To do. Copy each line below in which the word "heading" occurs.

* START Supplied records *

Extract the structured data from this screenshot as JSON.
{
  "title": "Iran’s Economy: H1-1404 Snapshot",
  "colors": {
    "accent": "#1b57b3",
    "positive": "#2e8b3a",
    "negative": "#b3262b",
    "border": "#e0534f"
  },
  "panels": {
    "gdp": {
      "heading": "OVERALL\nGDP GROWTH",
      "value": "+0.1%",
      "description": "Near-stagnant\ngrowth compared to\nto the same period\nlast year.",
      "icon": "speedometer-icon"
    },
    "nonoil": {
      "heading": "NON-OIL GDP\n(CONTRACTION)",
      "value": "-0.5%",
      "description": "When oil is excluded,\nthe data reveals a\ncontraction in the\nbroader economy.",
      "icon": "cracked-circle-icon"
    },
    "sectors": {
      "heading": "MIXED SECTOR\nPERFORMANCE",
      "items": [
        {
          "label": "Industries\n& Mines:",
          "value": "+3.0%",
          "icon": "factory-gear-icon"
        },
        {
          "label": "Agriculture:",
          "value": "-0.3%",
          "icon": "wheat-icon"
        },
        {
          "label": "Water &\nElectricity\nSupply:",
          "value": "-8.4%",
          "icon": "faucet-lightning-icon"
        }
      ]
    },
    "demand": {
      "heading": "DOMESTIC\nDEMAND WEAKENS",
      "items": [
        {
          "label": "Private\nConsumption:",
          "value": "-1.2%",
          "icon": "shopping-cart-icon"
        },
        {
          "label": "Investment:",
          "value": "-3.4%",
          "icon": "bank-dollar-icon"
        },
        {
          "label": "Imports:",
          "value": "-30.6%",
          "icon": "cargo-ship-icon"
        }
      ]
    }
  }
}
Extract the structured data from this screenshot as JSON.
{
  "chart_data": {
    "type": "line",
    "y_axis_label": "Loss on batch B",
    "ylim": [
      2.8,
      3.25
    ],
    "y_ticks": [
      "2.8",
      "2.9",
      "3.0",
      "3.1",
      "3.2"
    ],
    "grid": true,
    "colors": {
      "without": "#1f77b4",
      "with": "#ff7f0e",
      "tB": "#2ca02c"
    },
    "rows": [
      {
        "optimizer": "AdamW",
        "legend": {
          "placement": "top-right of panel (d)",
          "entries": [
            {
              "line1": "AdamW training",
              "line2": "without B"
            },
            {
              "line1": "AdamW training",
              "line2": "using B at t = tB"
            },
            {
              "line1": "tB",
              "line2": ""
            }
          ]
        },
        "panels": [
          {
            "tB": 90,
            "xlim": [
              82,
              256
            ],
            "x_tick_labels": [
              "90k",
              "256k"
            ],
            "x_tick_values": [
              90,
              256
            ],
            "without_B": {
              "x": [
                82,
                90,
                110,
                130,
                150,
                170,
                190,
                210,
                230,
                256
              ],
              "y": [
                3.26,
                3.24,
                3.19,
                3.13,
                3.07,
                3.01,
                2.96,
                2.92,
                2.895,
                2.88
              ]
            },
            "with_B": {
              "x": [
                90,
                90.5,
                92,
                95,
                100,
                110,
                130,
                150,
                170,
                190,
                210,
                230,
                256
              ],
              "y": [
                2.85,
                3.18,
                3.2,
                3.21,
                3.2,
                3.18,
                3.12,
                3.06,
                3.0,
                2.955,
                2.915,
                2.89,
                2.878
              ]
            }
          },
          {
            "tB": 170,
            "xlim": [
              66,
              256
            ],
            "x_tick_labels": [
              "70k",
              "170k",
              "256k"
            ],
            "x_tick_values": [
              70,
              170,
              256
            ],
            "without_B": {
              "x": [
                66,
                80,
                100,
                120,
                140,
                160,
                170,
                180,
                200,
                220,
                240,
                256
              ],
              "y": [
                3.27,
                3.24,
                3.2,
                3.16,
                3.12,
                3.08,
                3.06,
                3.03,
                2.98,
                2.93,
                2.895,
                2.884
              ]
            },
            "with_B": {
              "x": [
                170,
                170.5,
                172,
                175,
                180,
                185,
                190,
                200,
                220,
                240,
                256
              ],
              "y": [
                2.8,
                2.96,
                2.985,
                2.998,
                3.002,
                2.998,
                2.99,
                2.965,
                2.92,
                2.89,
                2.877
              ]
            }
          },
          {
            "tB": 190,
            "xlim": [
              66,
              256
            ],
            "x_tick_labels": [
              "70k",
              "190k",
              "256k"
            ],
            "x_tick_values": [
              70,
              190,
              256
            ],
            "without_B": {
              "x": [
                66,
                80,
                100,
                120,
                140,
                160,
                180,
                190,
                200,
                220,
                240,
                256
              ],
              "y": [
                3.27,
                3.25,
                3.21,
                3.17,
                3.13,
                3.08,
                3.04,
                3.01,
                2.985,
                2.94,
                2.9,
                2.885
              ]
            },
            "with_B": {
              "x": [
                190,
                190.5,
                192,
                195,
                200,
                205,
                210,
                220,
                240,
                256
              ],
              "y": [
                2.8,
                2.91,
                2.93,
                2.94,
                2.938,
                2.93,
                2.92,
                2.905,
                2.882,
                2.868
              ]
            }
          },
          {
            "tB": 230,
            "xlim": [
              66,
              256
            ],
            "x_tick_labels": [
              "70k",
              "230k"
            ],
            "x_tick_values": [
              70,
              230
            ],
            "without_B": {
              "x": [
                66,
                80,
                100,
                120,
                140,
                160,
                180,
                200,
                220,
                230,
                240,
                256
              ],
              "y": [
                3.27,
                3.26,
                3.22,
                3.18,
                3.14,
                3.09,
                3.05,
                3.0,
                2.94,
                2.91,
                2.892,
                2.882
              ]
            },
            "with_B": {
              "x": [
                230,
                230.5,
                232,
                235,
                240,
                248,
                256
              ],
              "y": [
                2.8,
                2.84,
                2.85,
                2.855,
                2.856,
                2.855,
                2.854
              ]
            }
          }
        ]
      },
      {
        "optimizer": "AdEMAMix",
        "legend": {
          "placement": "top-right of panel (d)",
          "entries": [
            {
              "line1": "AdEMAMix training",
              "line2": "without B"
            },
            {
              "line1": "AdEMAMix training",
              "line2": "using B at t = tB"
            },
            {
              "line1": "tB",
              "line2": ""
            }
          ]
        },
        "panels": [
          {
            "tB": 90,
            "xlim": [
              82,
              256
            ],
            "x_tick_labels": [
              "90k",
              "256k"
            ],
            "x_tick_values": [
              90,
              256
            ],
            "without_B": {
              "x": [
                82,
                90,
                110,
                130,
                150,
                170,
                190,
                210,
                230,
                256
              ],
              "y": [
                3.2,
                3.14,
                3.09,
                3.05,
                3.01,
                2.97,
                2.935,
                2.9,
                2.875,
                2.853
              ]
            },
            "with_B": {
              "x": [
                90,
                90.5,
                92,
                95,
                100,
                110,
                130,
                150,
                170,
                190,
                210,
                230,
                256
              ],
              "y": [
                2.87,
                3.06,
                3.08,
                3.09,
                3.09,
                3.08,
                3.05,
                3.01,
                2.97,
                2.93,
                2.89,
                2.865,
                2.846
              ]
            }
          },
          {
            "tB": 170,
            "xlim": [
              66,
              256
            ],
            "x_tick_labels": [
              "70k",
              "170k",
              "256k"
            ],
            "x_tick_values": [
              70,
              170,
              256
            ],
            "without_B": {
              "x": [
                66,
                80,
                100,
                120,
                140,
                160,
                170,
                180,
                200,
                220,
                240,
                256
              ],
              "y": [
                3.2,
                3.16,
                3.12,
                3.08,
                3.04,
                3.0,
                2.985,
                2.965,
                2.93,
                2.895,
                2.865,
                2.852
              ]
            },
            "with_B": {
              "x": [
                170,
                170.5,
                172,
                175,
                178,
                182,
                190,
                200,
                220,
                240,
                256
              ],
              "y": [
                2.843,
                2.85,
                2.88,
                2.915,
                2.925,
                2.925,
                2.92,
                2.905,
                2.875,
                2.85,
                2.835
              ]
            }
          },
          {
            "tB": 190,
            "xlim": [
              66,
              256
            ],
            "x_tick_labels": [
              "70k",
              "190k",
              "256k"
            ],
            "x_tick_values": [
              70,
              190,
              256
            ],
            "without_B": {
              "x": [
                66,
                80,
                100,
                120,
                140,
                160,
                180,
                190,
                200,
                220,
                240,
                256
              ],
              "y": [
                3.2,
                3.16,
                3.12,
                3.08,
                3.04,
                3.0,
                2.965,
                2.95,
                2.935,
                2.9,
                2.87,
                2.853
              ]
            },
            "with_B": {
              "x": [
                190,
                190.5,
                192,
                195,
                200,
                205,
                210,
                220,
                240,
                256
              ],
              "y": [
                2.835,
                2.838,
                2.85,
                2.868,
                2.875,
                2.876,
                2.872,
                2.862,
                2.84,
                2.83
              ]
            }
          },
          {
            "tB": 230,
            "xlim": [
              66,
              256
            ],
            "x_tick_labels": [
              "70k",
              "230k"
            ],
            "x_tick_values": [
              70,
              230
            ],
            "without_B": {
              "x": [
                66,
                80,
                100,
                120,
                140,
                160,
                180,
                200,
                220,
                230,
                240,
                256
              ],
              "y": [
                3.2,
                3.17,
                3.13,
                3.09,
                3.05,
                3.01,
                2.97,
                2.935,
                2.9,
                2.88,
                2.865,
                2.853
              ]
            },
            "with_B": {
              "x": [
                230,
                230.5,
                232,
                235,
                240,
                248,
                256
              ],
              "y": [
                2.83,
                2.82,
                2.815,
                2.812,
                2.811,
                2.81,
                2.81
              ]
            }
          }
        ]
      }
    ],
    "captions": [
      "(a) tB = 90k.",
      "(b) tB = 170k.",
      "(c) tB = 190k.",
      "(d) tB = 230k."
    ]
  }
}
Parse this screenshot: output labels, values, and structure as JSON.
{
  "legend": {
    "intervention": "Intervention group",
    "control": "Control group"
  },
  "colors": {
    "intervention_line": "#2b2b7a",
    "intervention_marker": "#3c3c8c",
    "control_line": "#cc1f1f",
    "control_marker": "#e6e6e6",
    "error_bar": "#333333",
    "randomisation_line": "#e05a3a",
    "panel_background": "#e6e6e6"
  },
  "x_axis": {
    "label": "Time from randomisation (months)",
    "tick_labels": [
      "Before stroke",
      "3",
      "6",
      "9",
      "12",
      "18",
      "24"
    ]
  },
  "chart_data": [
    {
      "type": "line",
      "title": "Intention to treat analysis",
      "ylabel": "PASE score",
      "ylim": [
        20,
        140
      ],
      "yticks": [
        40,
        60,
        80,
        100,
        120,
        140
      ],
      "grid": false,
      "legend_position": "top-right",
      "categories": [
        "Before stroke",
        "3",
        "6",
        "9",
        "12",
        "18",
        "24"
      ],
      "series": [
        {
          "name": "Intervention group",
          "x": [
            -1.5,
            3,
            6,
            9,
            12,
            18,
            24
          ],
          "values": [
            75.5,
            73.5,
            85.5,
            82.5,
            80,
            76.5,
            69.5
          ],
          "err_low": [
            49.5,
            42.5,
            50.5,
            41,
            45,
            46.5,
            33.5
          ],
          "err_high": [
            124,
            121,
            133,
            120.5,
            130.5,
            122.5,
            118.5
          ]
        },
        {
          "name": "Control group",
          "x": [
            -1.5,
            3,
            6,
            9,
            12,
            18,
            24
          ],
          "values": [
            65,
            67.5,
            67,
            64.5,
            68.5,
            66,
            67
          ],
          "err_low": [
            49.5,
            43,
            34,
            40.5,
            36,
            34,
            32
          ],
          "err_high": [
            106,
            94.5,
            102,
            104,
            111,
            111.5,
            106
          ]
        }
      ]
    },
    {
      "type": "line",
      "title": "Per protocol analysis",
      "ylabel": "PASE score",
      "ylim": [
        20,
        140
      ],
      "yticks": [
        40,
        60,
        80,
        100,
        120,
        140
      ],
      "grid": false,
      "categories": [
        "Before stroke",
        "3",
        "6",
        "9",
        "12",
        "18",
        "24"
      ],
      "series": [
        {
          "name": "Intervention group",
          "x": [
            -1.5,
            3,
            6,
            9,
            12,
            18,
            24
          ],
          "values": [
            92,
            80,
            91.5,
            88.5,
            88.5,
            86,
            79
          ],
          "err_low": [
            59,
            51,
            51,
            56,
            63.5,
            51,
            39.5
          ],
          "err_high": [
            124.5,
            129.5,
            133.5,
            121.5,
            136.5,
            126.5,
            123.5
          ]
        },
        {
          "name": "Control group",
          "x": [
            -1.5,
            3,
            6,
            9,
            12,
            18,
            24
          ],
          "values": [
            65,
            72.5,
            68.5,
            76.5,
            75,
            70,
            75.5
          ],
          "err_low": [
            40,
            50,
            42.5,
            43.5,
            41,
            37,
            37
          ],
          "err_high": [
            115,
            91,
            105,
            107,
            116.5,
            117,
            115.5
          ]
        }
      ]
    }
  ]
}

* END Supplied records *

Written response.
      "heading": "OVERALL\nGDP GROWTH",
      "heading": "NON-OIL GDP\n(CONTRACTION)",
      "heading": "MIXED SECTOR\nPERFORMANCE",
      "heading": "DOMESTIC\nDEMAND WEAKENS",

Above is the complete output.